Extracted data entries
*** Block opens ***
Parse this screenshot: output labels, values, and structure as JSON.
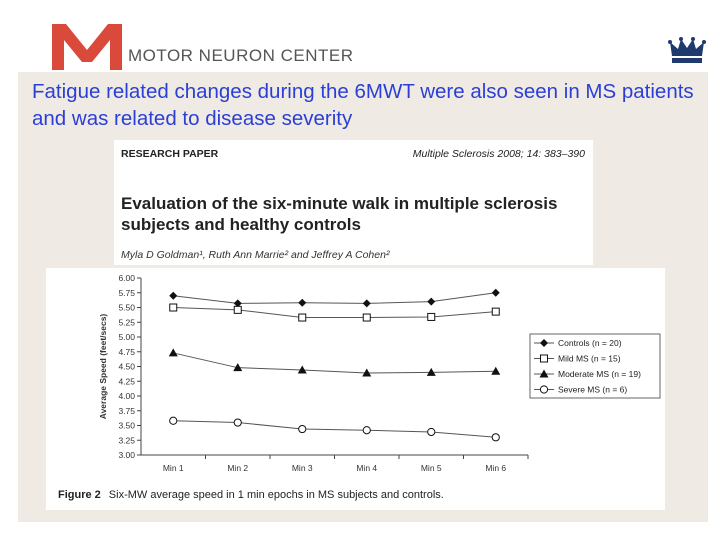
{
  "header": {
    "brand": "MOTOR NEURON CENTER",
    "logo": "mnc-logo",
    "crown": "crown-icon"
  },
  "slide": {
    "title": "Fatigue related changes during the 6MWT were also seen in MS patients and was related to disease severity"
  },
  "paper": {
    "type": "RESEARCH PAPER",
    "journal": "Multiple Sclerosis 2008; 14: 383–390",
    "title": "Evaluation of the six-minute walk in multiple sclerosis subjects and healthy controls",
    "authors": "Myla D Goldman¹, Ruth Ann Marrie² and Jeffrey A Cohen²"
  },
  "figure": {
    "label": "Figure 2",
    "caption": "Six-MW average speed in 1 min epochs in MS subjects and controls."
  },
  "chart_data": {
    "type": "line",
    "title": "",
    "xlabel": "",
    "ylabel": "Average Speed (feet/secs)",
    "categories": [
      "Min 1",
      "Min 2",
      "Min 3",
      "Min 4",
      "Min 5",
      "Min 6"
    ],
    "ylim": [
      3.0,
      6.0
    ],
    "yticks": [
      "6.00",
      "5.75",
      "5.50",
      "5.25",
      "5.00",
      "4.75",
      "4.50",
      "4.25",
      "4.00",
      "3.75",
      "3.50",
      "3.25",
      "3.00"
    ],
    "legend_position": "right",
    "series": [
      {
        "name": "Controls (n = 20)",
        "marker": "diamond",
        "values": [
          5.7,
          5.57,
          5.58,
          5.57,
          5.6,
          5.75
        ]
      },
      {
        "name": "Mild MS (n = 15)",
        "marker": "square-open",
        "values": [
          5.5,
          5.46,
          5.33,
          5.33,
          5.34,
          5.43
        ]
      },
      {
        "name": "Moderate MS (n = 19)",
        "marker": "triangle",
        "values": [
          4.73,
          4.48,
          4.44,
          4.39,
          4.4,
          4.42
        ]
      },
      {
        "name": "Severe MS (n = 6)",
        "marker": "circle-open",
        "values": [
          3.58,
          3.55,
          3.44,
          3.42,
          3.39,
          3.3
        ]
      }
    ],
    "colors": {
      "line": "#555555",
      "marker": "#111111",
      "axis": "#444444"
    }
  }
}
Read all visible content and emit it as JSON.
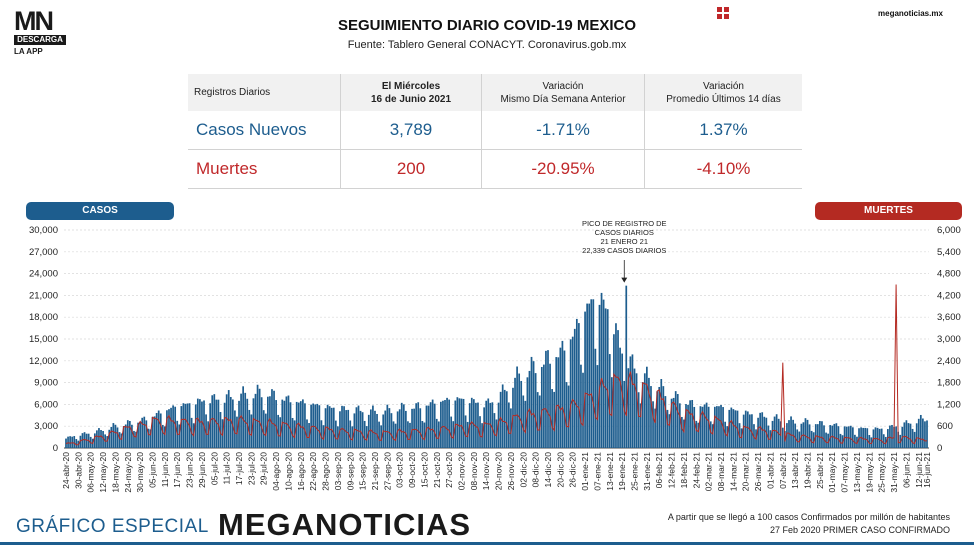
{
  "header": {
    "logo_mark": "MN",
    "logo_sub": "DESCARGA",
    "logo_app": "LA APP",
    "title": "SEGUIMIENTO DIARIO COVID-19 MEXICO",
    "source": "Fuente: Tablero General CONACYT. Coronavirus.gob.mx",
    "site": "meganoticias.mx"
  },
  "summary_table": {
    "headers": [
      "Registros Diarios",
      "El Miércoles\n16 de Junio 2021",
      "Variación\nMismo Día Semana Anterior",
      "Variación\nPromedio Últimos 14 días"
    ],
    "rows": [
      {
        "label": "Casos Nuevos",
        "value": "3,789",
        "week_var": "-1.71%",
        "avg14_var": "1.37%"
      },
      {
        "label": "Muertes",
        "value": "200",
        "week_var": "-20.95%",
        "avg14_var": "-4.10%"
      }
    ]
  },
  "colors": {
    "casos": "#1d5d8e",
    "muertes": "#b42a22",
    "accent_red": "#c0282a"
  },
  "chart_data": {
    "type": "bar",
    "series": [
      {
        "name": "CASOS",
        "axis": "left",
        "style": "bar"
      },
      {
        "name": "MUERTES",
        "axis": "right",
        "style": "line"
      }
    ],
    "left_axis": {
      "label": "CASOS",
      "ylim": [
        0,
        30000
      ],
      "ticks": [
        "0",
        "3,000",
        "6,000",
        "9,000",
        "12,000",
        "15,000",
        "18,000",
        "21,000",
        "24,000",
        "27,000",
        "30,000"
      ]
    },
    "right_axis": {
      "label": "MUERTES",
      "ylim": [
        0,
        6000
      ],
      "ticks": [
        "0",
        "600",
        "1,200",
        "1,800",
        "2,400",
        "3,000",
        "3,600",
        "4,200",
        "4,800",
        "5,400",
        "6,000"
      ]
    },
    "x_ticks": [
      "24-abr-20",
      "30-abr-20",
      "06-may-20",
      "12-may-20",
      "18-may-20",
      "24-may-20",
      "30-may-20",
      "05-jun-20",
      "11-jun-20",
      "17-jun-20",
      "23-jun-20",
      "29-jun-20",
      "05-jul-20",
      "11-jul-20",
      "17-jul-20",
      "23-jul-20",
      "29-jul-20",
      "04-ago-20",
      "10-ago-20",
      "16-ago-20",
      "22-ago-20",
      "28-ago-20",
      "03-sep-20",
      "09-sep-20",
      "15-sep-20",
      "21-sep-20",
      "27-sep-20",
      "03-oct-20",
      "09-oct-20",
      "15-oct-20",
      "21-oct-20",
      "27-oct-20",
      "02-nov-20",
      "08-nov-20",
      "14-nov-20",
      "20-nov-20",
      "26-nov-20",
      "02-dic-20",
      "08-dic-20",
      "14-dic-20",
      "20-dic-20",
      "26-dic-20",
      "01-ene-21",
      "07-ene-21",
      "13-ene-21",
      "19-ene-21",
      "25-ene-21",
      "31-ene-21",
      "06-feb-21",
      "12-feb-21",
      "18-feb-21",
      "24-feb-21",
      "02-mar-21",
      "08-mar-21",
      "14-mar-21",
      "20-mar-21",
      "26-mar-21",
      "01-abr-21",
      "07-abr-21",
      "13-abr-21",
      "19-abr-21",
      "25-abr-21",
      "01-may-21",
      "07-may-21",
      "13-may-21",
      "19-may-21",
      "25-may-21",
      "31-may-21",
      "06-jun-21",
      "12-jun-21",
      "16-jun-21"
    ],
    "casos_weekly_profile": [
      1300,
      1700,
      2000,
      2400,
      2900,
      3200,
      3500,
      4100,
      4800,
      5400,
      5700,
      6100,
      6400,
      6600,
      6900,
      7100,
      7300,
      6700,
      6200,
      5900,
      5600,
      5300,
      5100,
      5000,
      4900,
      4800,
      4900,
      5200,
      5300,
      5500,
      5900,
      6200,
      6300,
      6000,
      5700,
      6600,
      8600,
      9800,
      10700,
      11600,
      12300,
      14500,
      17800,
      19500,
      17500,
      12500,
      10500,
      9200,
      8000,
      6900,
      6000,
      5500,
      5400,
      5300,
      4900,
      4500,
      4300,
      4000,
      3700,
      3500,
      3400,
      3200,
      3000,
      2800,
      2600,
      2500,
      2500,
      2800,
      3200,
      3700,
      3900
    ],
    "muertes_weekly_profile": [
      100,
      160,
      230,
      300,
      400,
      500,
      560,
      680,
      690,
      660,
      650,
      640,
      660,
      670,
      690,
      650,
      630,
      600,
      560,
      520,
      490,
      460,
      430,
      420,
      400,
      380,
      380,
      400,
      420,
      440,
      460,
      500,
      540,
      560,
      560,
      620,
      720,
      800,
      850,
      900,
      950,
      1050,
      1200,
      1400,
      1620,
      1660,
      1580,
      1450,
      1250,
      1050,
      850,
      800,
      750,
      650,
      560,
      480,
      460,
      420,
      350,
      300,
      280,
      260,
      250,
      240,
      230,
      220,
      210,
      250,
      260,
      220,
      200
    ],
    "notable_spikes": [
      {
        "date": "07-abr-21",
        "muertes": 2350
      },
      {
        "date": "01-jun-21",
        "muertes": 4500
      }
    ],
    "last_point": {
      "date": "16-jun-21",
      "casos": 3789,
      "muertes": 200
    },
    "annotation": {
      "lines": [
        "PICO DE REGISTRO DE",
        "CASOS DIARIOS",
        "21 ENERO 21",
        "22,339 CASOS DIARIOS"
      ],
      "date": "21-ene-21",
      "value": 22339
    },
    "grid": true
  },
  "footer": {
    "left": "GRÁFICO ESPECIAL",
    "brand": "MEGANOTICIAS",
    "note1": "A partir que se llegó a 100 casos Confirmados por millón de habitantes",
    "note2": "27 Feb 2020 PRIMER CASO CONFIRMADO"
  }
}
*** Block closes ***
All records are to be reproduced exactly; the pictures are to be omitted.

YOUR RESPONSE
Parse this screenshot: output labels, values, and structure as JSON.
{
  "header": {
    "brand": "MOTOR NEURON CENTER",
    "logo": "mnc-logo",
    "crown": "crown-icon"
  },
  "slide": {
    "title": "Fatigue related changes during the 6MWT were also seen in MS patients and was related to disease severity"
  },
  "paper": {
    "type": "RESEARCH PAPER",
    "journal": "Multiple Sclerosis 2008; 14: 383–390",
    "title": "Evaluation of the six-minute walk in multiple sclerosis subjects and healthy controls",
    "authors": "Myla D Goldman¹, Ruth Ann Marrie² and Jeffrey A Cohen²"
  },
  "figure": {
    "label": "Figure 2",
    "caption": "Six-MW average speed in 1 min epochs in MS subjects and controls."
  },
  "chart_data": {
    "type": "line",
    "title": "",
    "xlabel": "",
    "ylabel": "Average Speed (feet/secs)",
    "categories": [
      "Min 1",
      "Min 2",
      "Min 3",
      "Min 4",
      "Min 5",
      "Min 6"
    ],
    "ylim": [
      3.0,
      6.0
    ],
    "yticks": [
      "6.00",
      "5.75",
      "5.50",
      "5.25",
      "5.00",
      "4.75",
      "4.50",
      "4.25",
      "4.00",
      "3.75",
      "3.50",
      "3.25",
      "3.00"
    ],
    "legend_position": "right",
    "series": [
      {
        "name": "Controls (n = 20)",
        "marker": "diamond",
        "values": [
          5.7,
          5.57,
          5.58,
          5.57,
          5.6,
          5.75
        ]
      },
      {
        "name": "Mild MS (n = 15)",
        "marker": "square-open",
        "values": [
          5.5,
          5.46,
          5.33,
          5.33,
          5.34,
          5.43
        ]
      },
      {
        "name": "Moderate MS (n = 19)",
        "marker": "triangle",
        "values": [
          4.73,
          4.48,
          4.44,
          4.39,
          4.4,
          4.42
        ]
      },
      {
        "name": "Severe MS (n = 6)",
        "marker": "circle-open",
        "values": [
          3.58,
          3.55,
          3.44,
          3.42,
          3.39,
          3.3
        ]
      }
    ],
    "colors": {
      "line": "#555555",
      "marker": "#111111",
      "axis": "#444444"
    }
  }
}
Read all visible content and emit it as JSON.
{
  "header": {
    "logo_mark": "MN",
    "logo_sub": "DESCARGA",
    "logo_app": "LA APP",
    "title": "SEGUIMIENTO DIARIO COVID-19 MEXICO",
    "source": "Fuente: Tablero General CONACYT. Coronavirus.gob.mx",
    "site": "meganoticias.mx"
  },
  "summary_table": {
    "headers": [
      "Registros Diarios",
      "El Miércoles\n16 de Junio 2021",
      "Variación\nMismo Día Semana Anterior",
      "Variación\nPromedio Últimos 14 días"
    ],
    "rows": [
      {
        "label": "Casos Nuevos",
        "value": "3,789",
        "week_var": "-1.71%",
        "avg14_var": "1.37%"
      },
      {
        "label": "Muertes",
        "value": "200",
        "week_var": "-20.95%",
        "avg14_var": "-4.10%"
      }
    ]
  },
  "colors": {
    "casos": "#1d5d8e",
    "muertes": "#b42a22",
    "accent_red": "#c0282a"
  },
  "chart_data": {
    "type": "bar",
    "series": [
      {
        "name": "CASOS",
        "axis": "left",
        "style": "bar"
      },
      {
        "name": "MUERTES",
        "axis": "right",
        "style": "line"
      }
    ],
    "left_axis": {
      "label": "CASOS",
      "ylim": [
        0,
        30000
      ],
      "ticks": [
        "0",
        "3,000",
        "6,000",
        "9,000",
        "12,000",
        "15,000",
        "18,000",
        "21,000",
        "24,000",
        "27,000",
        "30,000"
      ]
    },
    "right_axis": {
      "label": "MUERTES",
      "ylim": [
        0,
        6000
      ],
      "ticks": [
        "0",
        "600",
        "1,200",
        "1,800",
        "2,400",
        "3,000",
        "3,600",
        "4,200",
        "4,800",
        "5,400",
        "6,000"
      ]
    },
    "x_ticks": [
      "24-abr-20",
      "30-abr-20",
      "06-may-20",
      "12-may-20",
      "18-may-20",
      "24-may-20",
      "30-may-20",
      "05-jun-20",
      "11-jun-20",
      "17-jun-20",
      "23-jun-20",
      "29-jun-20",
      "05-jul-20",
      "11-jul-20",
      "17-jul-20",
      "23-jul-20",
      "29-jul-20",
      "04-ago-20",
      "10-ago-20",
      "16-ago-20",
      "22-ago-20",
      "28-ago-20",
      "03-sep-20",
      "09-sep-20",
      "15-sep-20",
      "21-sep-20",
      "27-sep-20",
      "03-oct-20",
      "09-oct-20",
      "15-oct-20",
      "21-oct-20",
      "27-oct-20",
      "02-nov-20",
      "08-nov-20",
      "14-nov-20",
      "20-nov-20",
      "26-nov-20",
      "02-dic-20",
      "08-dic-20",
      "14-dic-20",
      "20-dic-20",
      "26-dic-20",
      "01-ene-21",
      "07-ene-21",
      "13-ene-21",
      "19-ene-21",
      "25-ene-21",
      "31-ene-21",
      "06-feb-21",
      "12-feb-21",
      "18-feb-21",
      "24-feb-21",
      "02-mar-21",
      "08-mar-21",
      "14-mar-21",
      "20-mar-21",
      "26-mar-21",
      "01-abr-21",
      "07-abr-21",
      "13-abr-21",
      "19-abr-21",
      "25-abr-21",
      "01-may-21",
      "07-may-21",
      "13-may-21",
      "19-may-21",
      "25-may-21",
      "31-may-21",
      "06-jun-21",
      "12-jun-21",
      "16-jun-21"
    ],
    "casos_weekly_profile": [
      1300,
      1700,
      2000,
      2400,
      2900,
      3200,
      3500,
      4100,
      4800,
      5400,
      5700,
      6100,
      6400,
      6600,
      6900,
      7100,
      7300,
      6700,
      6200,
      5900,
      5600,
      5300,
      5100,
      5000,
      4900,
      4800,
      4900,
      5200,
      5300,
      5500,
      5900,
      6200,
      6300,
      6000,
      5700,
      6600,
      8600,
      9800,
      10700,
      11600,
      12300,
      14500,
      17800,
      19500,
      17500,
      12500,
      10500,
      9200,
      8000,
      6900,
      6000,
      5500,
      5400,
      5300,
      4900,
      4500,
      4300,
      4000,
      3700,
      3500,
      3400,
      3200,
      3000,
      2800,
      2600,
      2500,
      2500,
      2800,
      3200,
      3700,
      3900
    ],
    "muertes_weekly_profile": [
      100,
      160,
      230,
      300,
      400,
      500,
      560,
      680,
      690,
      660,
      650,
      640,
      660,
      670,
      690,
      650,
      630,
      600,
      560,
      520,
      490,
      460,
      430,
      420,
      400,
      380,
      380,
      400,
      420,
      440,
      460,
      500,
      540,
      560,
      560,
      620,
      720,
      800,
      850,
      900,
      950,
      1050,
      1200,
      1400,
      1620,
      1660,
      1580,
      1450,
      1250,
      1050,
      850,
      800,
      750,
      650,
      560,
      480,
      460,
      420,
      350,
      300,
      280,
      260,
      250,
      240,
      230,
      220,
      210,
      250,
      260,
      220,
      200
    ],
    "notable_spikes": [
      {
        "date": "07-abr-21",
        "muertes": 2350
      },
      {
        "date": "01-jun-21",
        "muertes": 4500
      }
    ],
    "last_point": {
      "date": "16-jun-21",
      "casos": 3789,
      "muertes": 200
    },
    "annotation": {
      "lines": [
        "PICO DE REGISTRO DE",
        "CASOS DIARIOS",
        "21 ENERO 21",
        "22,339 CASOS DIARIOS"
      ],
      "date": "21-ene-21",
      "value": 22339
    },
    "grid": true
  },
  "footer": {
    "left": "GRÁFICO ESPECIAL",
    "brand": "MEGANOTICIAS",
    "note1": "A partir que se llegó a 100 casos Confirmados por millón de habitantes",
    "note2": "27 Feb 2020 PRIMER CASO CONFIRMADO"
  }
}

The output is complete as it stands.